Exercise instructions: Write out the whole listing word for word.

_ _ _ _ _ _ _

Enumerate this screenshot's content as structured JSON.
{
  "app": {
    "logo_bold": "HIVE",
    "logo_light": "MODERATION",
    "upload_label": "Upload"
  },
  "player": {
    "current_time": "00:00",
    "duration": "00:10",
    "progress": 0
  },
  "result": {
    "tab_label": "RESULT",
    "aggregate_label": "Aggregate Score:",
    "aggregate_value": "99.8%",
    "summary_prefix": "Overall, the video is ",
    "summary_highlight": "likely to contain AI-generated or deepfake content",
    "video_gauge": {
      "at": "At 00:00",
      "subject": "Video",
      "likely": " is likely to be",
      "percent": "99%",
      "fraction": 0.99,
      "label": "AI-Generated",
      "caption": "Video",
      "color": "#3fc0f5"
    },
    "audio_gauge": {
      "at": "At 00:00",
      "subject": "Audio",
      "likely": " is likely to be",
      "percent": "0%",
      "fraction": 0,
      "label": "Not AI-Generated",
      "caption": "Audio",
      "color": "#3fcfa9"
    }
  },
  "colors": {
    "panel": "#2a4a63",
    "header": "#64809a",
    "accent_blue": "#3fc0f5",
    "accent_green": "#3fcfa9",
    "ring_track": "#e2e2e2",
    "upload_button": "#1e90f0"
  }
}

_ _ _ _ _ _ _

Solution to this task:
Enumerate this screenshot's content as structured JSON.
{
  "app": {
    "logo_bold": "HIVE",
    "logo_light": "MODERATION",
    "upload_label": "Upload"
  },
  "player": {
    "current_time": "00:00",
    "duration": "00:10",
    "progress": 0
  },
  "result": {
    "tab_label": "RESULT",
    "aggregate_label": "Aggregate Score:",
    "aggregate_value": "99.8%",
    "summary_prefix": "Overall, the video is ",
    "summary_highlight": "likely to contain AI-generated or deepfake content",
    "video_gauge": {
      "at": "At 00:00",
      "subject": "Video",
      "likely": " is likely to be",
      "percent": "99%",
      "fraction": 0.99,
      "label": "AI-Generated",
      "caption": "Video",
      "color": "#3fc0f5"
    },
    "audio_gauge": {
      "at": "At 00:00",
      "subject": "Audio",
      "likely": " is likely to be",
      "percent": "0%",
      "fraction": 0,
      "label": "Not AI-Generated",
      "caption": "Audio",
      "color": "#3fcfa9"
    }
  },
  "colors": {
    "panel": "#2a4a63",
    "header": "#64809a",
    "accent_blue": "#3fc0f5",
    "accent_green": "#3fcfa9",
    "ring_track": "#e2e2e2",
    "upload_button": "#1e90f0"
  }
}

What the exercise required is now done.